• _INPUT MATERIAL_:

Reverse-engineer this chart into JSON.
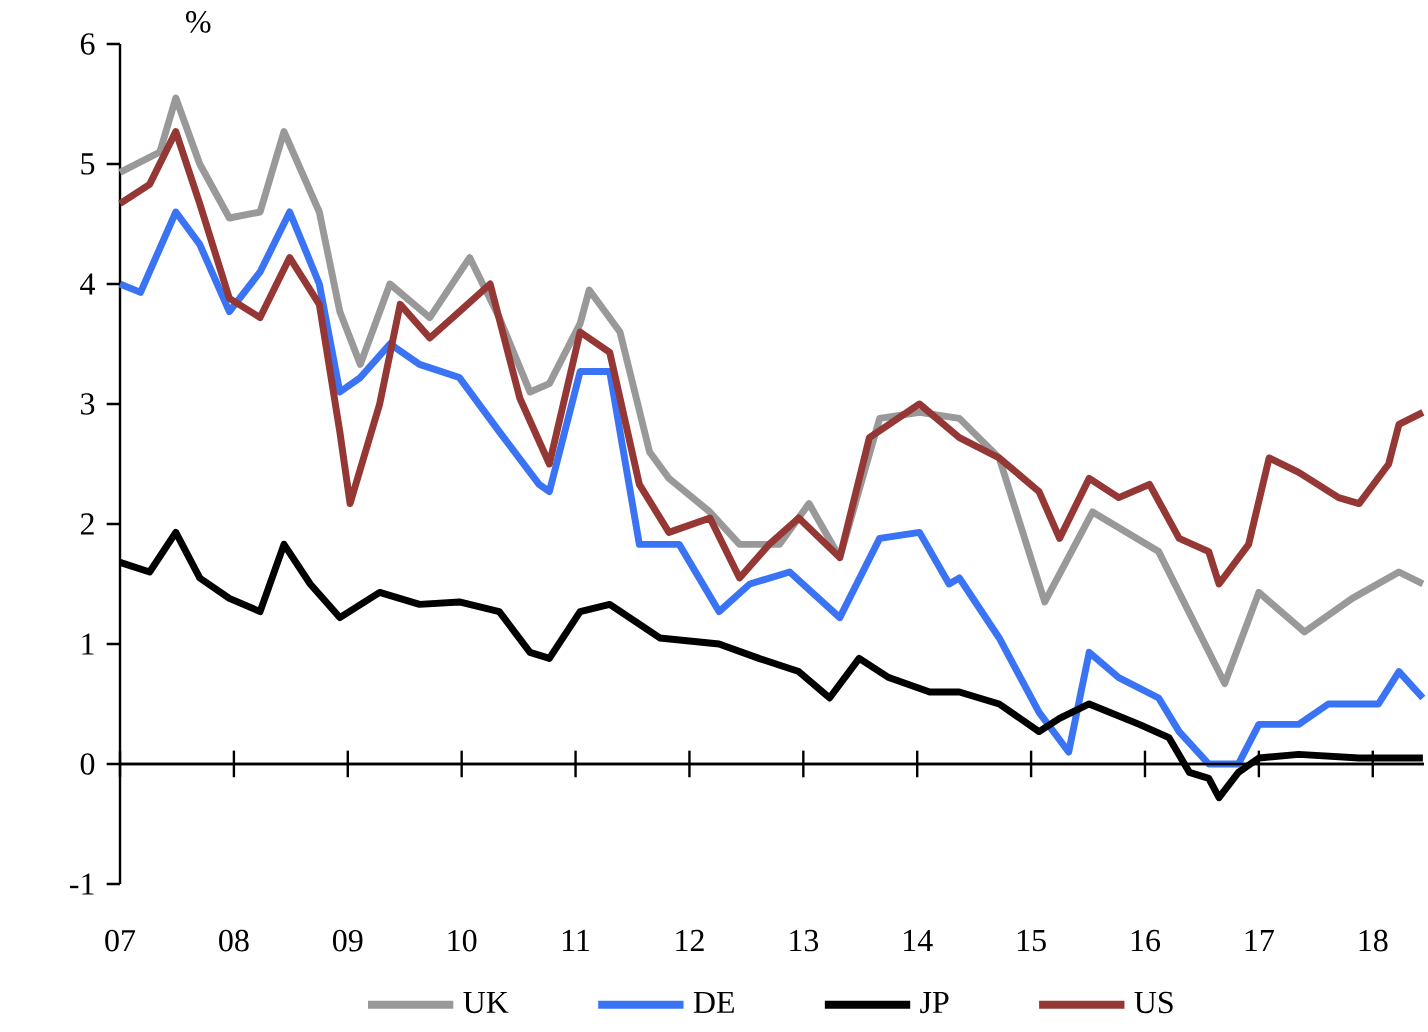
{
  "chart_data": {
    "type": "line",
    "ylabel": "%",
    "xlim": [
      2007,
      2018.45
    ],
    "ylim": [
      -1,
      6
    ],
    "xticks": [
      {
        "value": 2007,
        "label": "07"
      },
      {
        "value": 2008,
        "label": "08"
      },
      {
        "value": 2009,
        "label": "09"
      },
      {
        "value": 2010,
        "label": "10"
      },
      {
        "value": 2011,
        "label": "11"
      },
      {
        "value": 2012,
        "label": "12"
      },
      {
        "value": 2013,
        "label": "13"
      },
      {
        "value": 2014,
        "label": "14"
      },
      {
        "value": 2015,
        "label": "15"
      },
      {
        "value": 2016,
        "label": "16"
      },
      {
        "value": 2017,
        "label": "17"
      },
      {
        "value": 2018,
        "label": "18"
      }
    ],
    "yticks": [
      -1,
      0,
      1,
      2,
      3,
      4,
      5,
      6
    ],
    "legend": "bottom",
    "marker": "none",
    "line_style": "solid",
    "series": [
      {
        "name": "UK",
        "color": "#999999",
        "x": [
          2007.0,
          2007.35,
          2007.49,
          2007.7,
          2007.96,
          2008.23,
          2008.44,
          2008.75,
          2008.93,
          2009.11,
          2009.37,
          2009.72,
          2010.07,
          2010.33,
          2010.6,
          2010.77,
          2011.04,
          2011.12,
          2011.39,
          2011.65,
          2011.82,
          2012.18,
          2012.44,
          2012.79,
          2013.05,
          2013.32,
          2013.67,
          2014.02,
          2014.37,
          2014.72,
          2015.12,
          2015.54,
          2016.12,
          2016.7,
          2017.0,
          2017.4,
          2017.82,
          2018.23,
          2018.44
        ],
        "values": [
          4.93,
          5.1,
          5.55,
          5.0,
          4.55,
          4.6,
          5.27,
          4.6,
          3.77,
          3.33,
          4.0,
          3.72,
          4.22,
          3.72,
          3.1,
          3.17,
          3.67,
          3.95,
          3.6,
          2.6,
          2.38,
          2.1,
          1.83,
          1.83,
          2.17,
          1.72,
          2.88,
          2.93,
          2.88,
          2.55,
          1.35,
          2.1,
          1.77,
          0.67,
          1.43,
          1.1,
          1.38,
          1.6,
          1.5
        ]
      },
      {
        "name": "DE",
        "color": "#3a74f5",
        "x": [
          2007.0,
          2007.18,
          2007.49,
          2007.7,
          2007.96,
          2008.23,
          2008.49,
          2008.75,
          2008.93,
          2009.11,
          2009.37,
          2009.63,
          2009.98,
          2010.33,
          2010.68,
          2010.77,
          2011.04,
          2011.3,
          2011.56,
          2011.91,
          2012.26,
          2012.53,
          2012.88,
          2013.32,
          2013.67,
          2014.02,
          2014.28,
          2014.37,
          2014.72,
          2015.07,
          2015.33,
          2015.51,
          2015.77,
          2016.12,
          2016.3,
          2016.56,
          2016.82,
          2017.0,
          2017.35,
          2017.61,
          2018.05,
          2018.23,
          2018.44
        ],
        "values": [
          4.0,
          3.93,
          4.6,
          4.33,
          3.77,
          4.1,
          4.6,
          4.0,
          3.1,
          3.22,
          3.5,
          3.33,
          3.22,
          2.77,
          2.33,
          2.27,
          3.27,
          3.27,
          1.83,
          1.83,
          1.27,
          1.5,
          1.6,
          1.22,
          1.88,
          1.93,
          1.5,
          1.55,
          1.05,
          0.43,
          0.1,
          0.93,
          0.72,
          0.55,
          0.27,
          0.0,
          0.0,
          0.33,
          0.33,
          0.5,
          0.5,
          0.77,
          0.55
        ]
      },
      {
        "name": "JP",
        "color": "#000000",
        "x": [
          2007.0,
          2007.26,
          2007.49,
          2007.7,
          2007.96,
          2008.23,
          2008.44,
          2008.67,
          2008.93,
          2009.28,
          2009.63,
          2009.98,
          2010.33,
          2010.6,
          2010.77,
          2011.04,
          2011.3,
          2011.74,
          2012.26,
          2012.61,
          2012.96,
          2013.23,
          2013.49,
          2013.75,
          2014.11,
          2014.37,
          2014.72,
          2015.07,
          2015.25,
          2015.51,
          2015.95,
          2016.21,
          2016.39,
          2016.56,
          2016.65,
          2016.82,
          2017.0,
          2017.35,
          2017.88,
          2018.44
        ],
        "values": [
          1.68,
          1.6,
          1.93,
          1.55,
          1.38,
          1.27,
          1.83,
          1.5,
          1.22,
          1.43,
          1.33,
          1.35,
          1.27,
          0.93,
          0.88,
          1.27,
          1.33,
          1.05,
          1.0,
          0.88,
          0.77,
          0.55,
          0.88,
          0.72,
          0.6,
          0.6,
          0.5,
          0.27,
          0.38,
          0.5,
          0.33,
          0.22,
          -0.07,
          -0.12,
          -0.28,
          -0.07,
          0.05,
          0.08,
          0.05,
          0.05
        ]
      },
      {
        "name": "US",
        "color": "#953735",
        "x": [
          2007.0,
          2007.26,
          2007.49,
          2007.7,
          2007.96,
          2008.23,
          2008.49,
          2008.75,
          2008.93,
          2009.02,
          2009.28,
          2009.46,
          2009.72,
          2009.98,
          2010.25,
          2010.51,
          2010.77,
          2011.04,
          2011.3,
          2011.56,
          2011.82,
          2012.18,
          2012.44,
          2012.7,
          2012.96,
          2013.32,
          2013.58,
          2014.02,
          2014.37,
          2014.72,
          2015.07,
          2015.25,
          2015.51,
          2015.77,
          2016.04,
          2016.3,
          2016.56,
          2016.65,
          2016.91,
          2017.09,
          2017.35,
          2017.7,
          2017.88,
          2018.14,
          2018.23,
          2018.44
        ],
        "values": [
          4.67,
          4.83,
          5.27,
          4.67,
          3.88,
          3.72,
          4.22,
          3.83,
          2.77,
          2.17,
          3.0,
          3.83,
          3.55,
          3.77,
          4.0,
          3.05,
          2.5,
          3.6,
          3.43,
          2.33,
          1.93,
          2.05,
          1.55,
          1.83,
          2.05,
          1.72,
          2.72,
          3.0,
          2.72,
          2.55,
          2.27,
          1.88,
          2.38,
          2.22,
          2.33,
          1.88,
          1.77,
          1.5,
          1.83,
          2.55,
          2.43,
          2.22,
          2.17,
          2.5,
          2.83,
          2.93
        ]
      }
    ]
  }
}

==

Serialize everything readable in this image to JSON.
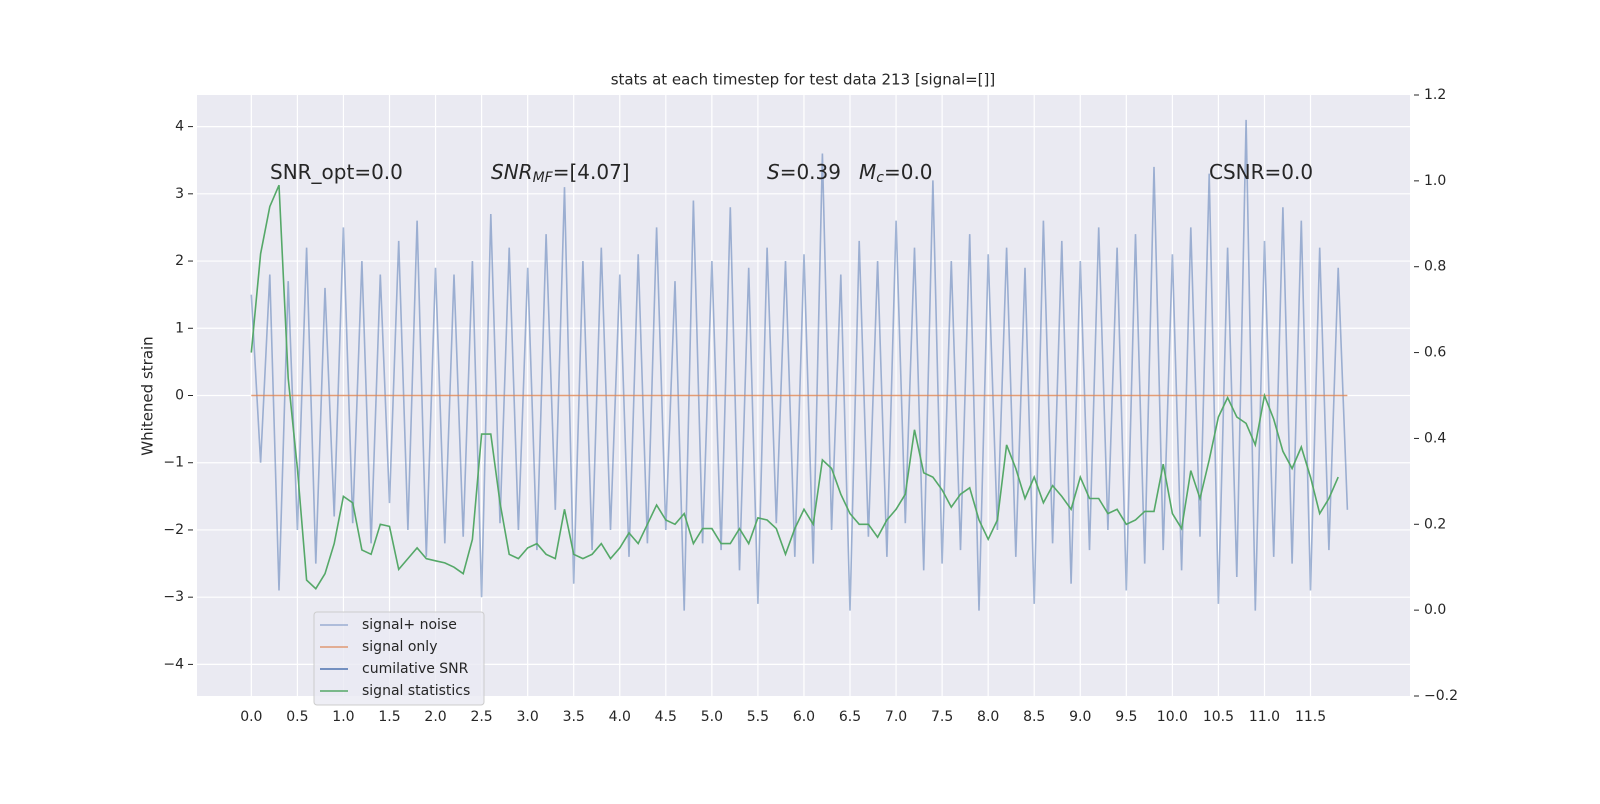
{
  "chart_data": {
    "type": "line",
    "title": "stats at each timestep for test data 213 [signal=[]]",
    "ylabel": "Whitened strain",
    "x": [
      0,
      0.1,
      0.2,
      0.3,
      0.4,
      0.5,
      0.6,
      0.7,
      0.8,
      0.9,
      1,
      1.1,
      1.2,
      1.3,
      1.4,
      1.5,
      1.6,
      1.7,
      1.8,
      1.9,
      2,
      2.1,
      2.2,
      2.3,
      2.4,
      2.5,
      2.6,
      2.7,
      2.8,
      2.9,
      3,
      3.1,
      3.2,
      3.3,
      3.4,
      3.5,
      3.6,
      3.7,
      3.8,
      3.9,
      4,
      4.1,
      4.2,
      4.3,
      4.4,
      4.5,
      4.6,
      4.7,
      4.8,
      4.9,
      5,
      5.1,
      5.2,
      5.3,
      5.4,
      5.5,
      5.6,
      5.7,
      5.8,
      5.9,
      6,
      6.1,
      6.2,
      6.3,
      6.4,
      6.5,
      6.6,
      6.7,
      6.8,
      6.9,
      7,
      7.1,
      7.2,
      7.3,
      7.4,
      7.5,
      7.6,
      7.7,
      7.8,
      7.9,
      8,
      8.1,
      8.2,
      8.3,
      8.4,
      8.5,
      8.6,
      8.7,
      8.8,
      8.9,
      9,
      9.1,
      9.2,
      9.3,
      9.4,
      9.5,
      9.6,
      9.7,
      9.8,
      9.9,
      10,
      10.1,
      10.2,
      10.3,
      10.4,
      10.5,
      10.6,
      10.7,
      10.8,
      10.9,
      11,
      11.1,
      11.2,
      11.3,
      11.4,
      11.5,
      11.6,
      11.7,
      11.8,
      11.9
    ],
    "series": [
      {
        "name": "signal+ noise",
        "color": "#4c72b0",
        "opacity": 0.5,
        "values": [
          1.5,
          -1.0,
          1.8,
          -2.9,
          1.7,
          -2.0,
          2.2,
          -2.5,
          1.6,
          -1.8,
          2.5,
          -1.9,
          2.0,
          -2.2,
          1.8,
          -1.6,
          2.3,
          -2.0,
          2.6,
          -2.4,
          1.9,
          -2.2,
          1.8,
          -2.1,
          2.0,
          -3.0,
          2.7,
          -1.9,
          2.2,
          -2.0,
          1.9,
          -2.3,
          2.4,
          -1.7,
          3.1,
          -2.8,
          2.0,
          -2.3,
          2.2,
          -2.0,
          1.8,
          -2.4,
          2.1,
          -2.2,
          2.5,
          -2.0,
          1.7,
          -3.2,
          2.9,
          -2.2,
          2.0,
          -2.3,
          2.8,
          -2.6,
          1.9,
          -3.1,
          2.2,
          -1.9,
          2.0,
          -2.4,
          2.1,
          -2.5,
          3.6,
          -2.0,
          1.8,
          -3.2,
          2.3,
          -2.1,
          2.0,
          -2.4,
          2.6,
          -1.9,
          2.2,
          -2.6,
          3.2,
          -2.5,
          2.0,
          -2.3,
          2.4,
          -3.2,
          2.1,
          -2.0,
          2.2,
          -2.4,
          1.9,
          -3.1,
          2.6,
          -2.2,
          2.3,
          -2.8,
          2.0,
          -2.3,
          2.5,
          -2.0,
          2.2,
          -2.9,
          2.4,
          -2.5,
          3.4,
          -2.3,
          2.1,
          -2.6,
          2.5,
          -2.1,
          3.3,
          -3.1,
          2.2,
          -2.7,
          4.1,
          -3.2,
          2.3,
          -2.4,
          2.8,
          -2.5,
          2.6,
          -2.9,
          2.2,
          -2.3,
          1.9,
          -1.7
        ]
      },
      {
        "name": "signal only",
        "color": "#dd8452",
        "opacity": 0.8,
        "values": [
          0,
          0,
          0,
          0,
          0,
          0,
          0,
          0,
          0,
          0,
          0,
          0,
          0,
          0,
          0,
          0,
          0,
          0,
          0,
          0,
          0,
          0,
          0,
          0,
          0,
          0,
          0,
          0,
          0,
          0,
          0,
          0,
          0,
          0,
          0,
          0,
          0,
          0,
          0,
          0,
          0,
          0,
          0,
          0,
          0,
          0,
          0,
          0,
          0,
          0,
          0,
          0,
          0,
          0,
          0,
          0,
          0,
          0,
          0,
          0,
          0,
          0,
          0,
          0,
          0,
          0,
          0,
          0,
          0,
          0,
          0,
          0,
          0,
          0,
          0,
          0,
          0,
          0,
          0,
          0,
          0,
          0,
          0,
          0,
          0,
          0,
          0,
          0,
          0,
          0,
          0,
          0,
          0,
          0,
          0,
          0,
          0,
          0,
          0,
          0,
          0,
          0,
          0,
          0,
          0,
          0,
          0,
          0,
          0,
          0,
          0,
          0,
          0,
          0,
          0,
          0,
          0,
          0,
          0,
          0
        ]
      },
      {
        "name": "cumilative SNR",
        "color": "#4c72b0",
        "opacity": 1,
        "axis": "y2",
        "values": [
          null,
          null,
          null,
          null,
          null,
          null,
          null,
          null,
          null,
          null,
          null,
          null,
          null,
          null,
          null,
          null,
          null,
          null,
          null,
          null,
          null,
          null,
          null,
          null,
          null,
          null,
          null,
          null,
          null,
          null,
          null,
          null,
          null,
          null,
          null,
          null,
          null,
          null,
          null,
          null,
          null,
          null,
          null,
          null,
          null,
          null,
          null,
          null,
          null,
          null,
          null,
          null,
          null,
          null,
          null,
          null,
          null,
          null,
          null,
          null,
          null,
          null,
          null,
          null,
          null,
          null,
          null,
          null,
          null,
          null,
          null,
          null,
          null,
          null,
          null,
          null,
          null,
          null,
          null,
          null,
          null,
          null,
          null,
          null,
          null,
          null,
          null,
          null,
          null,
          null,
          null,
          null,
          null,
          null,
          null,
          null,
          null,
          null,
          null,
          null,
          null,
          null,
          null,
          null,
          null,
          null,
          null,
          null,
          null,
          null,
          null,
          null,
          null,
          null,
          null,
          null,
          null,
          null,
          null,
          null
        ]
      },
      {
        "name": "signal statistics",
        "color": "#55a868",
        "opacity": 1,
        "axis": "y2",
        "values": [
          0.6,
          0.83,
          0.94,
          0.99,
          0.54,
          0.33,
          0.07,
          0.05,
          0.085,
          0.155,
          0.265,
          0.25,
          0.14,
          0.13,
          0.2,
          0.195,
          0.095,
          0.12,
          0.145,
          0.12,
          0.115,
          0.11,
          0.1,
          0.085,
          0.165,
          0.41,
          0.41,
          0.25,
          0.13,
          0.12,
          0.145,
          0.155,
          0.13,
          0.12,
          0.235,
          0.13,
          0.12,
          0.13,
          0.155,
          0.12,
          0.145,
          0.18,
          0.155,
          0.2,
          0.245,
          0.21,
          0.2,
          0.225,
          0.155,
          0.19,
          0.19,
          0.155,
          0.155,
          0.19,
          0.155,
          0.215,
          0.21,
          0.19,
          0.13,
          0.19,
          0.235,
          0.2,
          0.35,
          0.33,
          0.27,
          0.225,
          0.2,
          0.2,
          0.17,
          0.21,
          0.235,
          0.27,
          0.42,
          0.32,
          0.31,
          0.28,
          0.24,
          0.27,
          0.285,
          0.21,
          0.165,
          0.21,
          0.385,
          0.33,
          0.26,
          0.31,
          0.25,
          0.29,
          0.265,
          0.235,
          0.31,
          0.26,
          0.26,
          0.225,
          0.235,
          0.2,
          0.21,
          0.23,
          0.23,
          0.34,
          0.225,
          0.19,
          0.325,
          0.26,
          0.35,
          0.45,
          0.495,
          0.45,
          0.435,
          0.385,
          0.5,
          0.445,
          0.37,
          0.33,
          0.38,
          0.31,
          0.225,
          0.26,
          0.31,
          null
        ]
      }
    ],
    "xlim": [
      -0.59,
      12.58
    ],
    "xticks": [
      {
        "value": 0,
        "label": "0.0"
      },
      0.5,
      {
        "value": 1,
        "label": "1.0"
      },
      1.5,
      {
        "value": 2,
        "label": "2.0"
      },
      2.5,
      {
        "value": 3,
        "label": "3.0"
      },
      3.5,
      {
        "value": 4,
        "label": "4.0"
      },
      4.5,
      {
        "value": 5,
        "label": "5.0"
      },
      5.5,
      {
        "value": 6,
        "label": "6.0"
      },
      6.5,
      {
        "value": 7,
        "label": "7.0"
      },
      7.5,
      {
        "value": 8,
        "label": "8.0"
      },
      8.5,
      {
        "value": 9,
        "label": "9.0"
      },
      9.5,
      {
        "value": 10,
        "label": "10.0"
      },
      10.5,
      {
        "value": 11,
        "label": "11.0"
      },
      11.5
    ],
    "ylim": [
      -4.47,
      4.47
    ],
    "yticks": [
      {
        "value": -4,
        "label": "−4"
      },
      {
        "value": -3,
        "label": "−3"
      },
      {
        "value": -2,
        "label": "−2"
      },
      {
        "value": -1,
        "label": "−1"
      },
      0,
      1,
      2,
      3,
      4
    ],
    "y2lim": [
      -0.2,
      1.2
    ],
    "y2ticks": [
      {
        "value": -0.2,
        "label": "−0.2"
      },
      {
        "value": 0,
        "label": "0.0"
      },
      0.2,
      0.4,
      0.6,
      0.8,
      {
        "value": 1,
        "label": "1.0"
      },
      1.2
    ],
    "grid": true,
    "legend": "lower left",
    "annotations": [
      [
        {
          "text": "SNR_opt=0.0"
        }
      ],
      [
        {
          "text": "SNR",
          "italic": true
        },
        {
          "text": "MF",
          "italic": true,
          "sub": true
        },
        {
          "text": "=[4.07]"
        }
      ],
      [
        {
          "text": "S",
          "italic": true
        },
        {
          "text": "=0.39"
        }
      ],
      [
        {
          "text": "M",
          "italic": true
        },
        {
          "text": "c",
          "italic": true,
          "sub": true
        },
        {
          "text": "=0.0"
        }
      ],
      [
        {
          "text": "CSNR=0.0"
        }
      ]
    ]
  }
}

==

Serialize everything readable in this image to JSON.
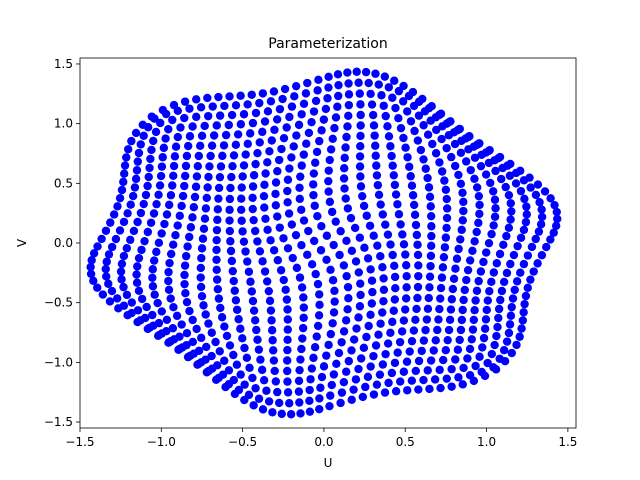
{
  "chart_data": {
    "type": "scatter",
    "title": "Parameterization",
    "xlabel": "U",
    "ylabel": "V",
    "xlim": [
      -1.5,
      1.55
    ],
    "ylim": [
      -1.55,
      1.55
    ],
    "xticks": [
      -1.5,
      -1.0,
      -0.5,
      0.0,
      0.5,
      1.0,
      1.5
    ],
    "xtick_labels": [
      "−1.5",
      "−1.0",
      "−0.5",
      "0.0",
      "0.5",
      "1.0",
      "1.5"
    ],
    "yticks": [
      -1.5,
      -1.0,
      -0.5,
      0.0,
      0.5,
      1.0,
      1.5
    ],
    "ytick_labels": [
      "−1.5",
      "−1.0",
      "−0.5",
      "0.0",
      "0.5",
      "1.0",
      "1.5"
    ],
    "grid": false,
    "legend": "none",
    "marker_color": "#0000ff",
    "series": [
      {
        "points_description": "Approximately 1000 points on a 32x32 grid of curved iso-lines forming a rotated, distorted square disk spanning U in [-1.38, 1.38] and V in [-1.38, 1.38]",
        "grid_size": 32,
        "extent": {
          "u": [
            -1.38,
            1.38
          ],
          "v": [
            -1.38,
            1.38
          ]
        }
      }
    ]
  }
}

• _TASK REQUIREMENTS_:
Show all lines from the records above where the word "title" occurs.

• _TASK ANSWER_:
    "title": "stats at each timestep for test data 213 [signal=[]]",
    "title": "Parameterization",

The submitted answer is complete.